=== Problem description ===
Only lines with the string "摇动以撤销" matter here; gather them from the material below.

===== Exercise input

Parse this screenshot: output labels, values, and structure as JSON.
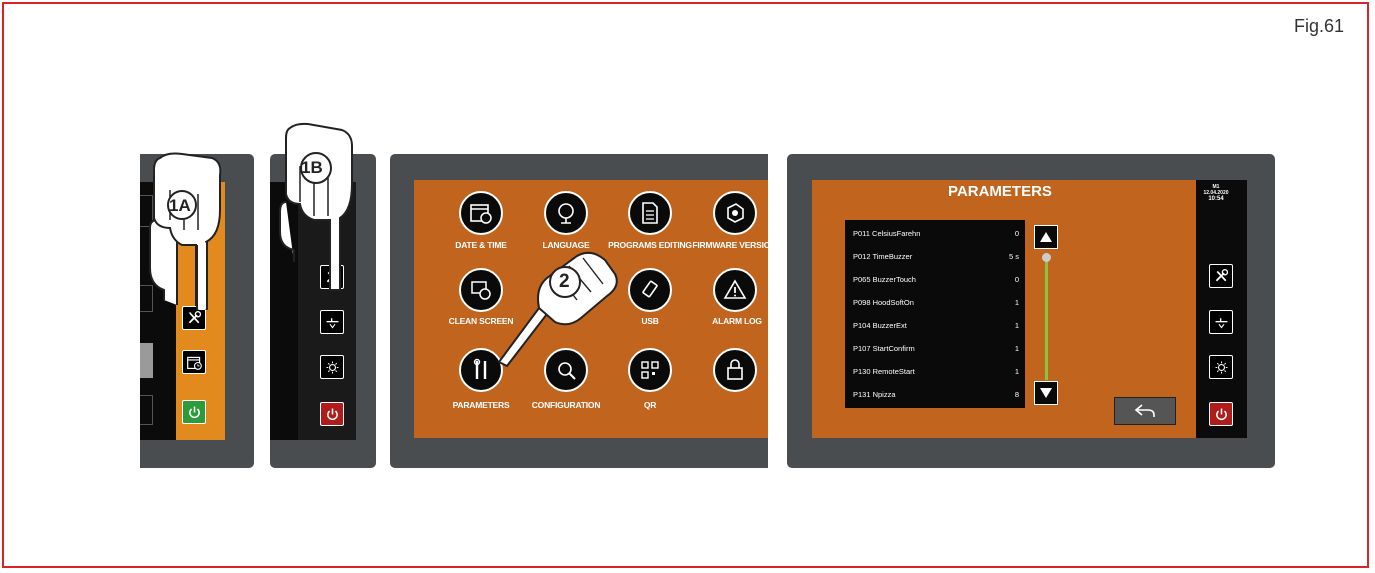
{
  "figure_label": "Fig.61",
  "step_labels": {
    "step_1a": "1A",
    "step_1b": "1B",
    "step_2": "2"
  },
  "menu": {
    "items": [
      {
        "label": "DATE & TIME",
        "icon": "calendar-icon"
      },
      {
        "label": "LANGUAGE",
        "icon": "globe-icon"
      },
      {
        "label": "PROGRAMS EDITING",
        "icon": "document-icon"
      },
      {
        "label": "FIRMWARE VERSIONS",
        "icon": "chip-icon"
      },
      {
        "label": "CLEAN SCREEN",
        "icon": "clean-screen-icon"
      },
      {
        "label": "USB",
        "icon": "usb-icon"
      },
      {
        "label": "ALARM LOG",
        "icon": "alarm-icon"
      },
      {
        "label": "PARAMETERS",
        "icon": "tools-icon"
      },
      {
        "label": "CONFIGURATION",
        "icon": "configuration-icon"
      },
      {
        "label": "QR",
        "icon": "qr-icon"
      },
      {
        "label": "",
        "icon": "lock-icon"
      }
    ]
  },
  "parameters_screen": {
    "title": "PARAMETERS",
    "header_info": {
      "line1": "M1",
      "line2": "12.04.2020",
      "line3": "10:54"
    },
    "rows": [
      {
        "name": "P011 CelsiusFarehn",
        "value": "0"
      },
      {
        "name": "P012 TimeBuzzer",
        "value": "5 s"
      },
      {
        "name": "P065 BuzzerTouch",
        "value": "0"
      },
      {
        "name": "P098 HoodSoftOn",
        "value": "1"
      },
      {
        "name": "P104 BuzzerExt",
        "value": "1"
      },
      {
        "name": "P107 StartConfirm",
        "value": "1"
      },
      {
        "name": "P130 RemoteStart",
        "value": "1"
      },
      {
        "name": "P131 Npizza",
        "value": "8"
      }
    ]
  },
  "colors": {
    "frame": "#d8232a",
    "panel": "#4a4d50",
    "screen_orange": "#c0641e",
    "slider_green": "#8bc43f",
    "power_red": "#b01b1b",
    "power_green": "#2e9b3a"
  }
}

==========
===== Exercise input

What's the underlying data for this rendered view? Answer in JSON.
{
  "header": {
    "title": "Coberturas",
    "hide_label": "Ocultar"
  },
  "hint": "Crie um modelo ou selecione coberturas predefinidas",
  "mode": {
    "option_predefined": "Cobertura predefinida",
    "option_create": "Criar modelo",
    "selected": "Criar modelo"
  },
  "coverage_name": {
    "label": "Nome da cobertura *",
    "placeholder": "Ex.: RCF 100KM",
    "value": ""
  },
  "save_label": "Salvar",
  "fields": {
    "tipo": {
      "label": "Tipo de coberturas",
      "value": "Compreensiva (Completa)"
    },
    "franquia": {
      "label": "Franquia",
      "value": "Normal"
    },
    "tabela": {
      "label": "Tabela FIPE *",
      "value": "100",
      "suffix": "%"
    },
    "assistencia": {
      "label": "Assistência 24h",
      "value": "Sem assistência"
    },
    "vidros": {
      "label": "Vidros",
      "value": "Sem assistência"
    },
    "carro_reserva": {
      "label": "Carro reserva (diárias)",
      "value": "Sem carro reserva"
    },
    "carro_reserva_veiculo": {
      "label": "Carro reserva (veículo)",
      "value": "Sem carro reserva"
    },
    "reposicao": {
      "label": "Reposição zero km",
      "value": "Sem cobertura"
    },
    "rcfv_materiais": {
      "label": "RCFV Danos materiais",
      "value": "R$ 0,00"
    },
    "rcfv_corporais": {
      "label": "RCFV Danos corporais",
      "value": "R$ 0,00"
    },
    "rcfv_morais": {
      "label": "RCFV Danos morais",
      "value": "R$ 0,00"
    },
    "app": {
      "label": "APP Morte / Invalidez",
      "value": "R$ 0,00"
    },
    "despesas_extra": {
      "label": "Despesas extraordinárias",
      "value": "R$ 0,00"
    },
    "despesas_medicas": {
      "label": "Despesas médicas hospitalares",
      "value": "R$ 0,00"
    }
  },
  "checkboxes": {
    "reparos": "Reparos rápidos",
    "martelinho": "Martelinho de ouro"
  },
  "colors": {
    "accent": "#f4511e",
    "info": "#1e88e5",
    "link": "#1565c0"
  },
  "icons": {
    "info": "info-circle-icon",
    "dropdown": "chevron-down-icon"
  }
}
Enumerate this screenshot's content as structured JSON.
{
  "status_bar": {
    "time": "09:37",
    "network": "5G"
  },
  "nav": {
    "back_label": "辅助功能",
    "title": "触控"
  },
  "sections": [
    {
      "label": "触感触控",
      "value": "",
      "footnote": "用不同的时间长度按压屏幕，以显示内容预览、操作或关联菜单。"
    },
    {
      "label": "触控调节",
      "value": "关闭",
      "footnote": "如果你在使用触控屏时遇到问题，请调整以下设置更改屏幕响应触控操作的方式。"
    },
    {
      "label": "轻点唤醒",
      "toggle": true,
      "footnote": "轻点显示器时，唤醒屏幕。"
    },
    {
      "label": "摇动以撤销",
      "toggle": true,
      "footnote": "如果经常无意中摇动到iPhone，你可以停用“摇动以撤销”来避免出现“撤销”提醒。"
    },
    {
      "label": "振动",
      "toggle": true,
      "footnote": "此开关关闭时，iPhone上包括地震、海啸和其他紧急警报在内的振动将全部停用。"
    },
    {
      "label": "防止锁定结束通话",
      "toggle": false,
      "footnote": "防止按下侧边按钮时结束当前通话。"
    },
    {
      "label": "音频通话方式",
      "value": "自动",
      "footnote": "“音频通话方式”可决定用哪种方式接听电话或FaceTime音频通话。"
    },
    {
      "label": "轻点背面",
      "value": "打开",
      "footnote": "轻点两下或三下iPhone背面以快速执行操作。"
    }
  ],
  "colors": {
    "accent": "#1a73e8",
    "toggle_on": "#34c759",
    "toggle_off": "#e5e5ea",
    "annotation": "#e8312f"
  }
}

==========

=== Output of the exercise ===
      "label": "摇动以撤销",
      "footnote": "如果经常无意中摇动到iPhone，你可以停用“摇动以撤销”来避免出现“撤销”提醒。"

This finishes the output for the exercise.